__Task__. Set down each record below precisely, skipping the pictures.

[Data records]

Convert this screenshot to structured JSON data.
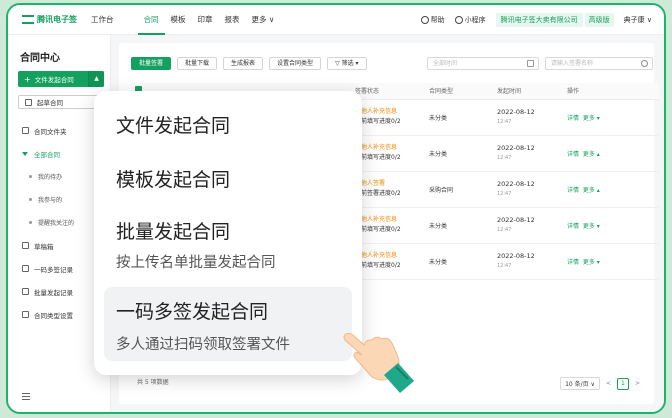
{
  "nav": {
    "logo_text": "腾讯电子签",
    "workbench": "工作台",
    "items": [
      "合同",
      "模板",
      "印章",
      "报表",
      "更多 ∨"
    ],
    "help": "帮助",
    "miniapp": "小程序",
    "company": "腾讯电子签大卖有限公司",
    "edition": "高级版",
    "user": "典子康 ∨"
  },
  "sidebar": {
    "title": "合同中心",
    "start_button": "文件发起合同",
    "draft_button": "起草合同",
    "items": [
      {
        "label": "合同文件夹"
      },
      {
        "label": "全部合同"
      },
      {
        "label": "我的待办"
      },
      {
        "label": "我参与的"
      },
      {
        "label": "提醒我关注的"
      },
      {
        "label": "草稿箱"
      },
      {
        "label": "一码多签记录"
      },
      {
        "label": "批量发起记录"
      },
      {
        "label": "合同类型设置"
      }
    ]
  },
  "toolbar": {
    "buttons": [
      "批量签署",
      "批量下载",
      "生成报表",
      "设置合同类型",
      "筛选"
    ],
    "time_placeholder": "全部时间",
    "name_placeholder": "请输入签署名称"
  },
  "table": {
    "headers": [
      "",
      "",
      "",
      "签署状态",
      "合同类型",
      "发起时间",
      "操作"
    ],
    "rows": [
      {
        "status": "待他人补充信息",
        "progress": "当前填写进度0/2",
        "type": "未分类",
        "date": "2022-08-12",
        "time": "12:47",
        "detail": "详情",
        "more": "更多 ▾"
      },
      {
        "status": "待他人补充信息",
        "progress": "当前填写进度0/2",
        "type": "未分类",
        "date": "2022-08-12",
        "time": "12:47",
        "detail": "详情",
        "more": "更多 ▴"
      },
      {
        "status": "待他人签署",
        "progress": "当前签署进度0/2",
        "type": "采购合同",
        "date": "2022-08-12",
        "time": "12:47",
        "detail": "详情",
        "more": "更多 ▴"
      },
      {
        "status": "待他人补充信息",
        "progress": "当前填写进度0/2",
        "type": "未分类",
        "date": "2022-08-12",
        "time": "12:47",
        "detail": "详情",
        "more": "更多 ▾"
      },
      {
        "status": "待他人补充信息",
        "progress": "当前填写进度0/2",
        "type": "未分类",
        "date": "2022-08-12",
        "time": "12:47",
        "detail": "详情",
        "more": "更多 ▾"
      }
    ]
  },
  "footer": {
    "count": "共 5 项数据",
    "page_size": "10 条/页 ∨",
    "prev": "<",
    "page": "1",
    "next": ">"
  },
  "overlay": {
    "opt1": "文件发起合同",
    "opt2": "模板发起合同",
    "opt3": "批量发起合同",
    "opt3_sub": "按上传名单批量发起合同",
    "opt4": "一码多签发起合同",
    "opt4_sub": "多人通过扫码领取签署文件"
  },
  "colors": {
    "brand": "#14a05e",
    "warning": "#f08a00"
  }
}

__Result below__.
Convert this screenshot to structured JSON data.
{
  "nav": {
    "logo_text": "腾讯电子签",
    "workbench": "工作台",
    "items": [
      "合同",
      "模板",
      "印章",
      "报表",
      "更多 ∨"
    ],
    "help": "帮助",
    "miniapp": "小程序",
    "company": "腾讯电子签大卖有限公司",
    "edition": "高级版",
    "user": "典子康 ∨"
  },
  "sidebar": {
    "title": "合同中心",
    "start_button": "文件发起合同",
    "draft_button": "起草合同",
    "items": [
      {
        "label": "合同文件夹"
      },
      {
        "label": "全部合同"
      },
      {
        "label": "我的待办"
      },
      {
        "label": "我参与的"
      },
      {
        "label": "提醒我关注的"
      },
      {
        "label": "草稿箱"
      },
      {
        "label": "一码多签记录"
      },
      {
        "label": "批量发起记录"
      },
      {
        "label": "合同类型设置"
      }
    ]
  },
  "toolbar": {
    "buttons": [
      "批量签署",
      "批量下载",
      "生成报表",
      "设置合同类型",
      "筛选"
    ],
    "time_placeholder": "全部时间",
    "name_placeholder": "请输入签署名称"
  },
  "table": {
    "headers": [
      "",
      "",
      "",
      "签署状态",
      "合同类型",
      "发起时间",
      "操作"
    ],
    "rows": [
      {
        "status": "待他人补充信息",
        "progress": "当前填写进度0/2",
        "type": "未分类",
        "date": "2022-08-12",
        "time": "12:47",
        "detail": "详情",
        "more": "更多 ▾"
      },
      {
        "status": "待他人补充信息",
        "progress": "当前填写进度0/2",
        "type": "未分类",
        "date": "2022-08-12",
        "time": "12:47",
        "detail": "详情",
        "more": "更多 ▴"
      },
      {
        "status": "待他人签署",
        "progress": "当前签署进度0/2",
        "type": "采购合同",
        "date": "2022-08-12",
        "time": "12:47",
        "detail": "详情",
        "more": "更多 ▴"
      },
      {
        "status": "待他人补充信息",
        "progress": "当前填写进度0/2",
        "type": "未分类",
        "date": "2022-08-12",
        "time": "12:47",
        "detail": "详情",
        "more": "更多 ▾"
      },
      {
        "status": "待他人补充信息",
        "progress": "当前填写进度0/2",
        "type": "未分类",
        "date": "2022-08-12",
        "time": "12:47",
        "detail": "详情",
        "more": "更多 ▾"
      }
    ]
  },
  "footer": {
    "count": "共 5 项数据",
    "page_size": "10 条/页 ∨",
    "prev": "<",
    "page": "1",
    "next": ">"
  },
  "overlay": {
    "opt1": "文件发起合同",
    "opt2": "模板发起合同",
    "opt3": "批量发起合同",
    "opt3_sub": "按上传名单批量发起合同",
    "opt4": "一码多签发起合同",
    "opt4_sub": "多人通过扫码领取签署文件"
  },
  "colors": {
    "brand": "#14a05e",
    "warning": "#f08a00"
  }
}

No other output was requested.